:: Stored data ::
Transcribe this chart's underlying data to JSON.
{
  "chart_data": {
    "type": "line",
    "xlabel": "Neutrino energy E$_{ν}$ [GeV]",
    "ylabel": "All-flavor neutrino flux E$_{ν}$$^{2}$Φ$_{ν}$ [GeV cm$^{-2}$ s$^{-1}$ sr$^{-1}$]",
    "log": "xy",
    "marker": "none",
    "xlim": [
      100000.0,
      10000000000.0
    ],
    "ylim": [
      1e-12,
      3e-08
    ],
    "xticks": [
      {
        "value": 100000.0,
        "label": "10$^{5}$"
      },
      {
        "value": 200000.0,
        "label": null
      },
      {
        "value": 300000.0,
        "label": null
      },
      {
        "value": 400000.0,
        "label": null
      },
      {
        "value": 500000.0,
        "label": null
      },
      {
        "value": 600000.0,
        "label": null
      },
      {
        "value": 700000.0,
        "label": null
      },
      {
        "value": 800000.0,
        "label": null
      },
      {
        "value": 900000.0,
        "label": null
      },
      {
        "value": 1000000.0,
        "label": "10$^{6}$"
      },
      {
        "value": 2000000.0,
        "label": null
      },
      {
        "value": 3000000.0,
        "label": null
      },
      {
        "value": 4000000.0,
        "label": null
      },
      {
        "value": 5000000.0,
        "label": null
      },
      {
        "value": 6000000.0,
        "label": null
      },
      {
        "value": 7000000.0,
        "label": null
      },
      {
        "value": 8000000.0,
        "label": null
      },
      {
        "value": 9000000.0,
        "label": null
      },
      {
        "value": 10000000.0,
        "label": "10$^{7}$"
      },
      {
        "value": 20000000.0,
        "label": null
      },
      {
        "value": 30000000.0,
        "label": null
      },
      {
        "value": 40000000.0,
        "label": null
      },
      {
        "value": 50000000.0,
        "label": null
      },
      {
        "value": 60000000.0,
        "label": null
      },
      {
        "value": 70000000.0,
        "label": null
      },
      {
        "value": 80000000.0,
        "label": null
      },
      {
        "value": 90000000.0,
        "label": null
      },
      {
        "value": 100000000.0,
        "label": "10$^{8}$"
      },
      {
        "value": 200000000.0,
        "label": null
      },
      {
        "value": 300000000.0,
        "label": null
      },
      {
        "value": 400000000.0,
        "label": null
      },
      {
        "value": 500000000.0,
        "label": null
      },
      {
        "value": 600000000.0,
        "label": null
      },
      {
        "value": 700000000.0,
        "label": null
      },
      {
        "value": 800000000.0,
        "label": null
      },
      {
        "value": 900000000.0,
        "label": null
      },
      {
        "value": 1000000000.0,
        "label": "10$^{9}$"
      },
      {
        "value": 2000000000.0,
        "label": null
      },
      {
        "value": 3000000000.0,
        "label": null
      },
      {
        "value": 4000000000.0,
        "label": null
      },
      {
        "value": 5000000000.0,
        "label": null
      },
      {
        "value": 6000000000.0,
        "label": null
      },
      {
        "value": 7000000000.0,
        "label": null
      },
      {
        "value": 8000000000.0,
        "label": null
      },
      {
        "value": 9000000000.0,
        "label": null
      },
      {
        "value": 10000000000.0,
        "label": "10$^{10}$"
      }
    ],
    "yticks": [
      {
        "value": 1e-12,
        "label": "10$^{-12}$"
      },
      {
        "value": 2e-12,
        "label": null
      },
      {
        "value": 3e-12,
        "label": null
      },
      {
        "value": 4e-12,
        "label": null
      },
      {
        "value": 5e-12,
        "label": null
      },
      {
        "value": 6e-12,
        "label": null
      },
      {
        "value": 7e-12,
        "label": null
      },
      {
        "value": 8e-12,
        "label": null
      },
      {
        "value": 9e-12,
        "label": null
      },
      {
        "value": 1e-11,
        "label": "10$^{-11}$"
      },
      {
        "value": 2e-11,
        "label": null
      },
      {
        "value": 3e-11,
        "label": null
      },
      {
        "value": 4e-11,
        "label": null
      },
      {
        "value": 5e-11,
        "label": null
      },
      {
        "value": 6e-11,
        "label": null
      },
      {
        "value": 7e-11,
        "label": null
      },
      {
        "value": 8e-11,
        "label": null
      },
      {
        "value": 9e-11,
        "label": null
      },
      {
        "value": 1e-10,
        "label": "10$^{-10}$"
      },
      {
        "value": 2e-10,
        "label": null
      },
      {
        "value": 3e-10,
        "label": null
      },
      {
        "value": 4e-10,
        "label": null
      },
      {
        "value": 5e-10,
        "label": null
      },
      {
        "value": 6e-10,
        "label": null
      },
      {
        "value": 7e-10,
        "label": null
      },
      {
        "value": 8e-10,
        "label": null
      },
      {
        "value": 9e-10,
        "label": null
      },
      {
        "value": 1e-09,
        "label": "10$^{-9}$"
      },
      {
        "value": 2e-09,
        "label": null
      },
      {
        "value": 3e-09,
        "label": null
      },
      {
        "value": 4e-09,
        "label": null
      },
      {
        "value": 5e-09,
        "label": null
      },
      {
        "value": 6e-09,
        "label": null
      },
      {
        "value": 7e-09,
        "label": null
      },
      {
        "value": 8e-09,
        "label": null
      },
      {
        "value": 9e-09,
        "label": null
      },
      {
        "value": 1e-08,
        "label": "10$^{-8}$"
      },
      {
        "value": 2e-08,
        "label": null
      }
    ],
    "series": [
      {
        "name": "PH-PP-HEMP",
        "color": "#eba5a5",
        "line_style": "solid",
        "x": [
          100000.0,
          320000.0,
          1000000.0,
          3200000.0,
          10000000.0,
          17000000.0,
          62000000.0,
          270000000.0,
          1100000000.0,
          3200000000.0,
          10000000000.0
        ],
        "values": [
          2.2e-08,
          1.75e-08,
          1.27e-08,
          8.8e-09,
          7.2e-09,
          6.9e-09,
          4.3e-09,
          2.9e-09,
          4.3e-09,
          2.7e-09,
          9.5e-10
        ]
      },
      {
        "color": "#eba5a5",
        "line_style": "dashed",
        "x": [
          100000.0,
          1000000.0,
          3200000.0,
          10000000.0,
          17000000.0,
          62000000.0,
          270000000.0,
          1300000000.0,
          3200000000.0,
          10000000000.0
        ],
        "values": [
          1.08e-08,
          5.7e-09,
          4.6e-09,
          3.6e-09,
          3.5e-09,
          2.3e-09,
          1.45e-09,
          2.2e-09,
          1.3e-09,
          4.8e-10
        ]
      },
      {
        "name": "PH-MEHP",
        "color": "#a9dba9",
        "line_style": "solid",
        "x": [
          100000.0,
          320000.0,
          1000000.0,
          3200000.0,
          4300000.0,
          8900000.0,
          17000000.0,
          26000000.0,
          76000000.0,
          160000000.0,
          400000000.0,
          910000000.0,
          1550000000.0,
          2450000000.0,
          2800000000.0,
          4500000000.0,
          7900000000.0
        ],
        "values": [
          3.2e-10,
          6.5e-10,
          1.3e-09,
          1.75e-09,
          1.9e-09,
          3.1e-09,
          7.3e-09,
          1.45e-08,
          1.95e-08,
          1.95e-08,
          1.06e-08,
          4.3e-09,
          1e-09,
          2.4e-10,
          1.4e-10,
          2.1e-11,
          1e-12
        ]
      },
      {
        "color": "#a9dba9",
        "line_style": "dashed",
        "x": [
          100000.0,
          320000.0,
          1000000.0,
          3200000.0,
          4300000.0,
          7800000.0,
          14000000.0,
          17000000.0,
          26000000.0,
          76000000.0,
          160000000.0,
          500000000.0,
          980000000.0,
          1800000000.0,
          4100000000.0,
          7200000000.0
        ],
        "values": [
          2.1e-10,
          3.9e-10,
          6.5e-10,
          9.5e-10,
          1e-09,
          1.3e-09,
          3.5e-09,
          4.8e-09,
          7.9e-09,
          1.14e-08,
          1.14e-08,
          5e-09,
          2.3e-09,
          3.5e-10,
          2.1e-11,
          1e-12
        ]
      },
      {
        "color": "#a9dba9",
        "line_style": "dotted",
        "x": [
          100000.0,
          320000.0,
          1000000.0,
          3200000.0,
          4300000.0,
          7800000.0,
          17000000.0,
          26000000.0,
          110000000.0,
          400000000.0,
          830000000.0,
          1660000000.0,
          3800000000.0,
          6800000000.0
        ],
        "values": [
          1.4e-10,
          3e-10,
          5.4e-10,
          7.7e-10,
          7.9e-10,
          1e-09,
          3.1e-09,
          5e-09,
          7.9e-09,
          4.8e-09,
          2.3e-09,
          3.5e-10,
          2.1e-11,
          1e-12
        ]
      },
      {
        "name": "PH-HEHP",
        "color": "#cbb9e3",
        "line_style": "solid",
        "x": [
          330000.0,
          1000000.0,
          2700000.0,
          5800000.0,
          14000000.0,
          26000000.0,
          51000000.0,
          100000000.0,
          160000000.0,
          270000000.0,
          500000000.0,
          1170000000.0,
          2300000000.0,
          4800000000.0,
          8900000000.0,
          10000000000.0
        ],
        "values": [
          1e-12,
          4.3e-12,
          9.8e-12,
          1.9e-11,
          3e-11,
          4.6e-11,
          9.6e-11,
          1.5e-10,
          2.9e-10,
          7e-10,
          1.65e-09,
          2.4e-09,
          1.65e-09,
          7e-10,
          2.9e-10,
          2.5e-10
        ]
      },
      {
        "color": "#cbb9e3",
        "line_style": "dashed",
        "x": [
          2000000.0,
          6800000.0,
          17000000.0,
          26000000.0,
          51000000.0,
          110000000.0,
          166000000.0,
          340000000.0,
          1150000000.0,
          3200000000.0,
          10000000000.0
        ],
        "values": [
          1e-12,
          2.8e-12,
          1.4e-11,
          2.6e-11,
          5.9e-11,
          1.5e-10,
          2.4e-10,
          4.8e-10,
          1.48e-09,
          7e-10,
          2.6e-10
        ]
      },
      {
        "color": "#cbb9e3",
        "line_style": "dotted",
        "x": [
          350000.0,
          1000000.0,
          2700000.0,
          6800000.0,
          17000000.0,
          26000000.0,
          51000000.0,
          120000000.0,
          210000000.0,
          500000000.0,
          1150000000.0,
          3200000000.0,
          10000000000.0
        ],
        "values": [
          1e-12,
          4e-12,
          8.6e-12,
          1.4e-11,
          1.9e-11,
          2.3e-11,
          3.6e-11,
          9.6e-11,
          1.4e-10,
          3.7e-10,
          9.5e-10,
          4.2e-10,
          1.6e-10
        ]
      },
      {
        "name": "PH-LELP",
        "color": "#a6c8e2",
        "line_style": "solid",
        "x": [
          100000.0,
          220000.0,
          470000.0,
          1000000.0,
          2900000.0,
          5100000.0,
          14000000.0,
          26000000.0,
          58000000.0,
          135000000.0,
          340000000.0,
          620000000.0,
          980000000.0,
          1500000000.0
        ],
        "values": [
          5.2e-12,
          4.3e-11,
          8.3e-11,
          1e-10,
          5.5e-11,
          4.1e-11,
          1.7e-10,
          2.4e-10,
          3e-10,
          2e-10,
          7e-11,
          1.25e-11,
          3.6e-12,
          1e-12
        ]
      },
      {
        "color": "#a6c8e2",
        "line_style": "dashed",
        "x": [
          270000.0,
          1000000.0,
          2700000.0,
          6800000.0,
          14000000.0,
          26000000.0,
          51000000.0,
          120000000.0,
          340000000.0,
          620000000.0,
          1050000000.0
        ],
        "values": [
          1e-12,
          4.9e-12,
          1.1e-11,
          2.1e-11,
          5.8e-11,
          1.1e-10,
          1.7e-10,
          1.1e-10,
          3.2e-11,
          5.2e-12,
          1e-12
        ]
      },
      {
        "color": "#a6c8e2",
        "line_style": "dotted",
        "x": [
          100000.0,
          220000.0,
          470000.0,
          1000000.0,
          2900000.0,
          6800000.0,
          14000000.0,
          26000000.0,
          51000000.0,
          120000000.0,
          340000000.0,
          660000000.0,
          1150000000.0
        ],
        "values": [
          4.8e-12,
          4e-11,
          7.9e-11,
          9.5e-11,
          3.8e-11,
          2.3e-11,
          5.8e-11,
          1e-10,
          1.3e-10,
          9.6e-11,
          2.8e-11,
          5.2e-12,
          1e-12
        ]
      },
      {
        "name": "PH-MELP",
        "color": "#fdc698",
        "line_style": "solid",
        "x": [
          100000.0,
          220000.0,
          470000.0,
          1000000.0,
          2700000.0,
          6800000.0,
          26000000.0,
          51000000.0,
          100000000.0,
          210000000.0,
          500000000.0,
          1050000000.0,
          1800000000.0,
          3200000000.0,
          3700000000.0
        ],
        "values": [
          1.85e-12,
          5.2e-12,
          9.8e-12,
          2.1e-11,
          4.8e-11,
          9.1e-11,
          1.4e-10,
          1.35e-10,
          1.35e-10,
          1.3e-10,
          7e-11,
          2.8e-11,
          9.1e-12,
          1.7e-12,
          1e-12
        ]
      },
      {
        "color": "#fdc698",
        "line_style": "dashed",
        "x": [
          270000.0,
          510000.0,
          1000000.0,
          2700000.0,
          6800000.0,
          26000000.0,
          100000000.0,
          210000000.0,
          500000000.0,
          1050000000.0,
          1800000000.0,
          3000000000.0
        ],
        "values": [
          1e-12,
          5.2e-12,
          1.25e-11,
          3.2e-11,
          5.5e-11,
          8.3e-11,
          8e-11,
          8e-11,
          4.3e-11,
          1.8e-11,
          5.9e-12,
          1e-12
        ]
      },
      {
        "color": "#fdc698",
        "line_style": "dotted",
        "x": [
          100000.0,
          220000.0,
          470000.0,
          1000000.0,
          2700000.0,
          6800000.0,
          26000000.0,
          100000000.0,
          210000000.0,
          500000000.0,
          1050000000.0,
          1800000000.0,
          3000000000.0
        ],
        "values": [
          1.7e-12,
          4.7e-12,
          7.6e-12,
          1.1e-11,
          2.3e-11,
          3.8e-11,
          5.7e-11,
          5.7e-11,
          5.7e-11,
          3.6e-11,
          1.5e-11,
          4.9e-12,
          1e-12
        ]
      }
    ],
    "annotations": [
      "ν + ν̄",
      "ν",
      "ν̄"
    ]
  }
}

:: Aim ::
Above are records; say how many of their lines contain the word "name", giving only the number.

:: Solved exercise ::
5